◆ **WHAT YOU NEED TO DO**:
Copy out all the records, word for word.
* Start THE DATA *
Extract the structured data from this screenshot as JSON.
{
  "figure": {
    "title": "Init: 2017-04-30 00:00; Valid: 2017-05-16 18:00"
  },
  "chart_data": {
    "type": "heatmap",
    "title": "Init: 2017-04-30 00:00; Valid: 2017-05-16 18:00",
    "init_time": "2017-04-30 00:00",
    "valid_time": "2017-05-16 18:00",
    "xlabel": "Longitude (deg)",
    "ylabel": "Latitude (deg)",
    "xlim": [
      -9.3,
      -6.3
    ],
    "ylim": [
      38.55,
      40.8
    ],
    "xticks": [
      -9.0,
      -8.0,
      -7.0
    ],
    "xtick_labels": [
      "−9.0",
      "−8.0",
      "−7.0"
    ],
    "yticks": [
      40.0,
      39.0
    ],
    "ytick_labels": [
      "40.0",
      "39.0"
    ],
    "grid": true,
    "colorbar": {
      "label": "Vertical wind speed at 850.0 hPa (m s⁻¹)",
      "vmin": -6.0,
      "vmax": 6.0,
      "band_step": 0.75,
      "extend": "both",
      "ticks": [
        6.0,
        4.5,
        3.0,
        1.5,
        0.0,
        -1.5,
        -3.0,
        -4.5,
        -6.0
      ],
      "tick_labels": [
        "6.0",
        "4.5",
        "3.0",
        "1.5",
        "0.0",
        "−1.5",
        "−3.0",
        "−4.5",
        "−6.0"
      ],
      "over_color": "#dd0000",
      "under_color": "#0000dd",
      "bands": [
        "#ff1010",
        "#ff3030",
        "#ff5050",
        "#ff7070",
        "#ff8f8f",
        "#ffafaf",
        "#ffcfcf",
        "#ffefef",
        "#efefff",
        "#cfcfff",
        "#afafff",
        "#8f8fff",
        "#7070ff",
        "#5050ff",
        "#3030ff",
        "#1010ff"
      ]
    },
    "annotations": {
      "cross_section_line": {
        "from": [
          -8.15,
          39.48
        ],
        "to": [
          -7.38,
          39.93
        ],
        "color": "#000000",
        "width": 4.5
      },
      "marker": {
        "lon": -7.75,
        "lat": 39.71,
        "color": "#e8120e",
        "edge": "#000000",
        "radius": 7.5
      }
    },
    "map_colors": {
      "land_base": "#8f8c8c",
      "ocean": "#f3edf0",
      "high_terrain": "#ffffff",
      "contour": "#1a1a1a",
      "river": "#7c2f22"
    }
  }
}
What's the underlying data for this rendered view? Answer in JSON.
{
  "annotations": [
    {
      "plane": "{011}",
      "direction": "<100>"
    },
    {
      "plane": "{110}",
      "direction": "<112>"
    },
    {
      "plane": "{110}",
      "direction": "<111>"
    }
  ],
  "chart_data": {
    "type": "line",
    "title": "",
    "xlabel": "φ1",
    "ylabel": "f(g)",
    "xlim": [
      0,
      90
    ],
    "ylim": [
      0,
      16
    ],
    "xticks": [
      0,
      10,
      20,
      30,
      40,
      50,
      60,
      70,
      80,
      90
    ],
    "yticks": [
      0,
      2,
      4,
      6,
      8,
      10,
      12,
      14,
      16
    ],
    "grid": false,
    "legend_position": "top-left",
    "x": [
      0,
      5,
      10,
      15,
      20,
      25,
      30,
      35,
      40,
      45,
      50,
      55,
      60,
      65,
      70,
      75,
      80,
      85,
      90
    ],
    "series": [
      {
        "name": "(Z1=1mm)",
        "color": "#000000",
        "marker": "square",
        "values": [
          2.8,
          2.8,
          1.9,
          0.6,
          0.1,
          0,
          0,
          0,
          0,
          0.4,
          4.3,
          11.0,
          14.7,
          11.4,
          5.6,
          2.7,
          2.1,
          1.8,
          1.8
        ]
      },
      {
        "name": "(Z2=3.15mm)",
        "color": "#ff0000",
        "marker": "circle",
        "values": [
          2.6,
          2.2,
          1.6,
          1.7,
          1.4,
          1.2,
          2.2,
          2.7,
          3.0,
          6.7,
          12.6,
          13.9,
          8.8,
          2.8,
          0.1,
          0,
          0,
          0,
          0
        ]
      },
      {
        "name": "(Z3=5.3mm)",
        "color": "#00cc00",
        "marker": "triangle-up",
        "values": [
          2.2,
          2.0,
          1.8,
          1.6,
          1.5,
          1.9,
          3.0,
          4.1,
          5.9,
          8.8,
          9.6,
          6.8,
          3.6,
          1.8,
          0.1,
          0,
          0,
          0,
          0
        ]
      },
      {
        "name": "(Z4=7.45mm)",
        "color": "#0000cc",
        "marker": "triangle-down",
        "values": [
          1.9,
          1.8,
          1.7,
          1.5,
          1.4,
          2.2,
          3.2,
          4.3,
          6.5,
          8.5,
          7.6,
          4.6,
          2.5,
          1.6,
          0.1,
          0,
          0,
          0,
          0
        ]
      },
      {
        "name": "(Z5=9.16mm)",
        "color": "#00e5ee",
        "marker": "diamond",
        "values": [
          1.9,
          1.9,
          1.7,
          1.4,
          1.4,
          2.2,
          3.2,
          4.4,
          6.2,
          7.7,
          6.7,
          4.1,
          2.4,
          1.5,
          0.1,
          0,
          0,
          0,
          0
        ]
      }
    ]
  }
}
* End THE DATA *
◆ **CORRECT RESULT**:
Extract the structured data from this screenshot as JSON.
{
  "figure": {
    "title": "Init: 2017-04-30 00:00; Valid: 2017-05-16 18:00"
  },
  "chart_data": {
    "type": "heatmap",
    "title": "Init: 2017-04-30 00:00; Valid: 2017-05-16 18:00",
    "init_time": "2017-04-30 00:00",
    "valid_time": "2017-05-16 18:00",
    "xlabel": "Longitude (deg)",
    "ylabel": "Latitude (deg)",
    "xlim": [
      -9.3,
      -6.3
    ],
    "ylim": [
      38.55,
      40.8
    ],
    "xticks": [
      -9.0,
      -8.0,
      -7.0
    ],
    "xtick_labels": [
      "−9.0",
      "−8.0",
      "−7.0"
    ],
    "yticks": [
      40.0,
      39.0
    ],
    "ytick_labels": [
      "40.0",
      "39.0"
    ],
    "grid": true,
    "colorbar": {
      "label": "Vertical wind speed at 850.0 hPa (m s⁻¹)",
      "vmin": -6.0,
      "vmax": 6.0,
      "band_step": 0.75,
      "extend": "both",
      "ticks": [
        6.0,
        4.5,
        3.0,
        1.5,
        0.0,
        -1.5,
        -3.0,
        -4.5,
        -6.0
      ],
      "tick_labels": [
        "6.0",
        "4.5",
        "3.0",
        "1.5",
        "0.0",
        "−1.5",
        "−3.0",
        "−4.5",
        "−6.0"
      ],
      "over_color": "#dd0000",
      "under_color": "#0000dd",
      "bands": [
        "#ff1010",
        "#ff3030",
        "#ff5050",
        "#ff7070",
        "#ff8f8f",
        "#ffafaf",
        "#ffcfcf",
        "#ffefef",
        "#efefff",
        "#cfcfff",
        "#afafff",
        "#8f8fff",
        "#7070ff",
        "#5050ff",
        "#3030ff",
        "#1010ff"
      ]
    },
    "annotations": {
      "cross_section_line": {
        "from": [
          -8.15,
          39.48
        ],
        "to": [
          -7.38,
          39.93
        ],
        "color": "#000000",
        "width": 4.5
      },
      "marker": {
        "lon": -7.75,
        "lat": 39.71,
        "color": "#e8120e",
        "edge": "#000000",
        "radius": 7.5
      }
    },
    "map_colors": {
      "land_base": "#8f8c8c",
      "ocean": "#f3edf0",
      "high_terrain": "#ffffff",
      "contour": "#1a1a1a",
      "river": "#7c2f22"
    }
  }
}
What's the underlying data for this rendered view? Answer in JSON.
{
  "annotations": [
    {
      "plane": "{011}",
      "direction": "<100>"
    },
    {
      "plane": "{110}",
      "direction": "<112>"
    },
    {
      "plane": "{110}",
      "direction": "<111>"
    }
  ],
  "chart_data": {
    "type": "line",
    "title": "",
    "xlabel": "φ1",
    "ylabel": "f(g)",
    "xlim": [
      0,
      90
    ],
    "ylim": [
      0,
      16
    ],
    "xticks": [
      0,
      10,
      20,
      30,
      40,
      50,
      60,
      70,
      80,
      90
    ],
    "yticks": [
      0,
      2,
      4,
      6,
      8,
      10,
      12,
      14,
      16
    ],
    "grid": false,
    "legend_position": "top-left",
    "x": [
      0,
      5,
      10,
      15,
      20,
      25,
      30,
      35,
      40,
      45,
      50,
      55,
      60,
      65,
      70,
      75,
      80,
      85,
      90
    ],
    "series": [
      {
        "name": "(Z1=1mm)",
        "color": "#000000",
        "marker": "square",
        "values": [
          2.8,
          2.8,
          1.9,
          0.6,
          0.1,
          0,
          0,
          0,
          0,
          0.4,
          4.3,
          11.0,
          14.7,
          11.4,
          5.6,
          2.7,
          2.1,
          1.8,
          1.8
        ]
      },
      {
        "name": "(Z2=3.15mm)",
        "color": "#ff0000",
        "marker": "circle",
        "values": [
          2.6,
          2.2,
          1.6,
          1.7,
          1.4,
          1.2,
          2.2,
          2.7,
          3.0,
          6.7,
          12.6,
          13.9,
          8.8,
          2.8,
          0.1,
          0,
          0,
          0,
          0
        ]
      },
      {
        "name": "(Z3=5.3mm)",
        "color": "#00cc00",
        "marker": "triangle-up",
        "values": [
          2.2,
          2.0,
          1.8,
          1.6,
          1.5,
          1.9,
          3.0,
          4.1,
          5.9,
          8.8,
          9.6,
          6.8,
          3.6,
          1.8,
          0.1,
          0,
          0,
          0,
          0
        ]
      },
      {
        "name": "(Z4=7.45mm)",
        "color": "#0000cc",
        "marker": "triangle-down",
        "values": [
          1.9,
          1.8,
          1.7,
          1.5,
          1.4,
          2.2,
          3.2,
          4.3,
          6.5,
          8.5,
          7.6,
          4.6,
          2.5,
          1.6,
          0.1,
          0,
          0,
          0,
          0
        ]
      },
      {
        "name": "(Z5=9.16mm)",
        "color": "#00e5ee",
        "marker": "diamond",
        "values": [
          1.9,
          1.9,
          1.7,
          1.4,
          1.4,
          2.2,
          3.2,
          4.4,
          6.2,
          7.7,
          6.7,
          4.1,
          2.4,
          1.5,
          0.1,
          0,
          0,
          0,
          0
        ]
      }
    ]
  }
}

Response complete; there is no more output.